• **Material for this task**
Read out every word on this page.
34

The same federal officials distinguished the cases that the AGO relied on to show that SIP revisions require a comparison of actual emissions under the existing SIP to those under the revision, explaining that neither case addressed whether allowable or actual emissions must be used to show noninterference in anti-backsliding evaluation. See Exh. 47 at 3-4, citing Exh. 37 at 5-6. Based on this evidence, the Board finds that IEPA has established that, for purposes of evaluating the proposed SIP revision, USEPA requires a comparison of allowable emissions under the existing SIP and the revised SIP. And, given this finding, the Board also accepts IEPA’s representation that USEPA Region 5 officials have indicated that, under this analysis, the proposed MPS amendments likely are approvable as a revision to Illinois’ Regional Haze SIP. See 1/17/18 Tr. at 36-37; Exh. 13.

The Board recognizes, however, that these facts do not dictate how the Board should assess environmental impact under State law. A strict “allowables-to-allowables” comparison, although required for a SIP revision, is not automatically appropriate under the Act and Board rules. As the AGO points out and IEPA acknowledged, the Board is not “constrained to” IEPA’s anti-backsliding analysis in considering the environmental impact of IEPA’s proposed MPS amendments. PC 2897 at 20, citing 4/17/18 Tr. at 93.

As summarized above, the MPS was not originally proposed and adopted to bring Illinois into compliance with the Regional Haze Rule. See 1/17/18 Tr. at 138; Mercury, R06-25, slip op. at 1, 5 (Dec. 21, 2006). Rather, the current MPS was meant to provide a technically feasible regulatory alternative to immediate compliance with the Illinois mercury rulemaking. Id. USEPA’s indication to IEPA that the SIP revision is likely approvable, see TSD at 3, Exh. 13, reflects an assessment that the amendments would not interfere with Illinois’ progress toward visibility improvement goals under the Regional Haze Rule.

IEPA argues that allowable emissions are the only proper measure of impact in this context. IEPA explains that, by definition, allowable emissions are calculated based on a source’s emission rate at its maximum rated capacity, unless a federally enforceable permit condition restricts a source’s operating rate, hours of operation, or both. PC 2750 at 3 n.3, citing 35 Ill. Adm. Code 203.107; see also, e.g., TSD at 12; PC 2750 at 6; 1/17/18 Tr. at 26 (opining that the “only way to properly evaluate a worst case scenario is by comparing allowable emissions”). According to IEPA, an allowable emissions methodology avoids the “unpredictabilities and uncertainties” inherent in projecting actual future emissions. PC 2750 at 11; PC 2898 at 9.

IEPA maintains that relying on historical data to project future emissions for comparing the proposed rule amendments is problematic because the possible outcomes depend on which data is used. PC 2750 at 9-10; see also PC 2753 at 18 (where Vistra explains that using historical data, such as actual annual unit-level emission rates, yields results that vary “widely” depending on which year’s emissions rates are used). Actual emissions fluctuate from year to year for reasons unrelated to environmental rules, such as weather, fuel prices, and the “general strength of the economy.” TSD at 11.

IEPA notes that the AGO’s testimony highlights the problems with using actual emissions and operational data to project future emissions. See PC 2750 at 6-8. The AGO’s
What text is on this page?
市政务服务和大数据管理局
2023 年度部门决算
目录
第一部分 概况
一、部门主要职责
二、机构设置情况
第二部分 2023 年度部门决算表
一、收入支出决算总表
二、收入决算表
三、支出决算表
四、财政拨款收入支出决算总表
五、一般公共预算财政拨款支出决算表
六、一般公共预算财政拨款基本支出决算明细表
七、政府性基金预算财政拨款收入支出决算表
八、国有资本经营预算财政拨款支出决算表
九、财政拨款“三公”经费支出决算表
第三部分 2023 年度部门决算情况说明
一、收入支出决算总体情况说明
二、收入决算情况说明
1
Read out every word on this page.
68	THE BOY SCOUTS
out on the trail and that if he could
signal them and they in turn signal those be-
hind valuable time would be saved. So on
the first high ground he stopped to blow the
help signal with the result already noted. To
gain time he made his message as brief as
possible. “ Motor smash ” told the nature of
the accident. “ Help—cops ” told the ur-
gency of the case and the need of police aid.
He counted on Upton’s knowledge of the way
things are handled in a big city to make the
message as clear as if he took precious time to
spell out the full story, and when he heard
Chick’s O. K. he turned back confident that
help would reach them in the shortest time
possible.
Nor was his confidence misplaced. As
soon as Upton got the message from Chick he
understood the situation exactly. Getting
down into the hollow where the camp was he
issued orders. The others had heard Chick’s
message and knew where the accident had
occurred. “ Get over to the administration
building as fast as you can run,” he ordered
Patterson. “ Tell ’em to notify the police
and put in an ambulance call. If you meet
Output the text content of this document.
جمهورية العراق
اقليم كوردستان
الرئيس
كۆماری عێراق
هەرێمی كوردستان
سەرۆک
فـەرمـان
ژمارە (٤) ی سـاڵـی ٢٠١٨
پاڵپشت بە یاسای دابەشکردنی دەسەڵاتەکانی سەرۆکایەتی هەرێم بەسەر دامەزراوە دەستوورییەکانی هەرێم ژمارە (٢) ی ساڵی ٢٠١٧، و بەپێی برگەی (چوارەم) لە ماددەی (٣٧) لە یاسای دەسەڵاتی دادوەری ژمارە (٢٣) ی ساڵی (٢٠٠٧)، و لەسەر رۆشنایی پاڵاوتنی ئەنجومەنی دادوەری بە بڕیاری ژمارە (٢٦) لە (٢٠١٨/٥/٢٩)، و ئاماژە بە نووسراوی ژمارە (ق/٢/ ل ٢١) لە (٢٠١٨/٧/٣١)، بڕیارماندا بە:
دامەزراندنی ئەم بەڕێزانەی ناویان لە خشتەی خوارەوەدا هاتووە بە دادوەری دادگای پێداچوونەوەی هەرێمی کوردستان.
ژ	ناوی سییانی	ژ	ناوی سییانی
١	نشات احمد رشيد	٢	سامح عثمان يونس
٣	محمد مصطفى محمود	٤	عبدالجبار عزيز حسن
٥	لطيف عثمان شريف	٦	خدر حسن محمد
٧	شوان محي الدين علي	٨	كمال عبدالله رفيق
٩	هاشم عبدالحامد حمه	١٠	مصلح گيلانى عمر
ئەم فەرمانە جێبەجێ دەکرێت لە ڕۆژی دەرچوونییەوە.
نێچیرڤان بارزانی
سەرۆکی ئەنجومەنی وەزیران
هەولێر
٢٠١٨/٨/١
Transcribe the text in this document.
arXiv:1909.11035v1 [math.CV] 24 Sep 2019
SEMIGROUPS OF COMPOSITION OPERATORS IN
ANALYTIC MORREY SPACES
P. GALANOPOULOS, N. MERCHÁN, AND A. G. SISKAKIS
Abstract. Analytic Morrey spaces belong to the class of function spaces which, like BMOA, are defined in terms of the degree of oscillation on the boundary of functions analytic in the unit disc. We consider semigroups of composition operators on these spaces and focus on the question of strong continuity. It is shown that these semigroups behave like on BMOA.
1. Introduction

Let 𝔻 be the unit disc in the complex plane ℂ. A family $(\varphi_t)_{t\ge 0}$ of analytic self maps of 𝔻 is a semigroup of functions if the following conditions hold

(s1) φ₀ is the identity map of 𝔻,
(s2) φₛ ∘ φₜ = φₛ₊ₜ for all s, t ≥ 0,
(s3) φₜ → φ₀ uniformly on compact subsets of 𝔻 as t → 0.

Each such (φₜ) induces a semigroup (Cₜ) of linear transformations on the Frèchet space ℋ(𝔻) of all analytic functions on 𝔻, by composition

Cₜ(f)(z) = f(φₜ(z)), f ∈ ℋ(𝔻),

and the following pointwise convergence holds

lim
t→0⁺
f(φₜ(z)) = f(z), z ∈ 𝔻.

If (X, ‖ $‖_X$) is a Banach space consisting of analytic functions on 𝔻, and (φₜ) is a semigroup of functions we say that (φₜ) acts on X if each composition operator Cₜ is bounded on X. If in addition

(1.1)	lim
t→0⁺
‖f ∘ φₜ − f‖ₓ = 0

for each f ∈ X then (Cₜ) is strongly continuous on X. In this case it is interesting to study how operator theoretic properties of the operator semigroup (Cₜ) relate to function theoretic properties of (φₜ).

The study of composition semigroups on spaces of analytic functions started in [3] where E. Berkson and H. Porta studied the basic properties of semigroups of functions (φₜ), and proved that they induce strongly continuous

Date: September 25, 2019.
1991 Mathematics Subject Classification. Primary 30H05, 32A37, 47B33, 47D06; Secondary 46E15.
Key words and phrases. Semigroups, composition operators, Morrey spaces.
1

• **Task directions**
Review the material and copy each line in which the word "strongly" appears.

• **Solution below**
for each f ∈ X then (Cₜ) is strongly continuous on X. In this case it is interesting to study how operator theoretic properties of the operator semigroup (Cₜ) relate to function theoretic properties of (φₜ).
The study of composition semigroups on spaces of analytic functions started in [3] where E. Berkson and H. Porta studied the basic properties of semigroups of functions (φₜ), and proved that they induce strongly continuous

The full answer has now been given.